◆ AIM OF THE EXERCISE ◆
Give every line of the material again, exactly as written.

◆ DATASET ROWS ◆
□ □ □ □
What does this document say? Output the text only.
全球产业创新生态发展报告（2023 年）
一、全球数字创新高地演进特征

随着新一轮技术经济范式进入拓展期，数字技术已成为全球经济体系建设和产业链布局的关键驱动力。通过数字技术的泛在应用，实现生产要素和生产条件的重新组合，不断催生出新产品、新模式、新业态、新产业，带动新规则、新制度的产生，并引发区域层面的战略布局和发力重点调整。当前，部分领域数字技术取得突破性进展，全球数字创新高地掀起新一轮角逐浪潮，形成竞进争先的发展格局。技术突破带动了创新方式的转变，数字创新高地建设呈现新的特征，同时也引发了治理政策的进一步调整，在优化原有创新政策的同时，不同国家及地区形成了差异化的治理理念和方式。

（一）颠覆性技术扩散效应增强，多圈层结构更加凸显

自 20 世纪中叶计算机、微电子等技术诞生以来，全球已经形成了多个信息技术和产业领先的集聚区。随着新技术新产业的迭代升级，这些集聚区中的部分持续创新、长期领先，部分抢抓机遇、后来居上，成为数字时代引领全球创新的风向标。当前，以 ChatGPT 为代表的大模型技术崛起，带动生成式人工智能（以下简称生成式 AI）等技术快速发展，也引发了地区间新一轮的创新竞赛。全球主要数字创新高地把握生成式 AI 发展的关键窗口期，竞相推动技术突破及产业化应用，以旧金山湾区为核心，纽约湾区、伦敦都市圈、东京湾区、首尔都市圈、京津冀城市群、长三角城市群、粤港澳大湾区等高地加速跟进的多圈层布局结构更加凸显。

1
□ □ □ □
◆ RESULT FOR THIS EXERCISE ◆
What does this document say? Output the text only.
全球产业创新生态发展报告（2023 年）
一、全球数字创新高地演进特征

随着新一轮技术经济范式进入拓展期，数字技术已成为全球经济体系建设和产业链布局的关键驱动力。通过数字技术的泛在应用，实现生产要素和生产条件的重新组合，不断催生出新产品、新模式、新业态、新产业，带动新规则、新制度的产生，并引发区域层面的战略布局和发力重点调整。当前，部分领域数字技术取得突破性进展，全球数字创新高地掀起新一轮角逐浪潮，形成竞进争先的发展格局。技术突破带动了创新方式的转变，数字创新高地建设呈现新的特征，同时也引发了治理政策的进一步调整，在优化原有创新政策的同时，不同国家及地区形成了差异化的治理理念和方式。

（一）颠覆性技术扩散效应增强，多圈层结构更加凸显

自 20 世纪中叶计算机、微电子等技术诞生以来，全球已经形成了多个信息技术和产业领先的集聚区。随着新技术新产业的迭代升级，这些集聚区中的部分持续创新、长期领先，部分抢抓机遇、后来居上，成为数字时代引领全球创新的风向标。当前，以 ChatGPT 为代表的大模型技术崛起，带动生成式人工智能（以下简称生成式 AI）等技术快速发展，也引发了地区间新一轮的创新竞赛。全球主要数字创新高地把握生成式 AI 发展的关键窗口期，竞相推动技术突破及产业化应用，以旧金山湾区为核心，纽约湾区、伦敦都市圈、东京湾区、首尔都市圈、京津冀城市群、长三角城市群、粤港澳大湾区等高地加速跟进的多圈层布局结构更加凸显。

1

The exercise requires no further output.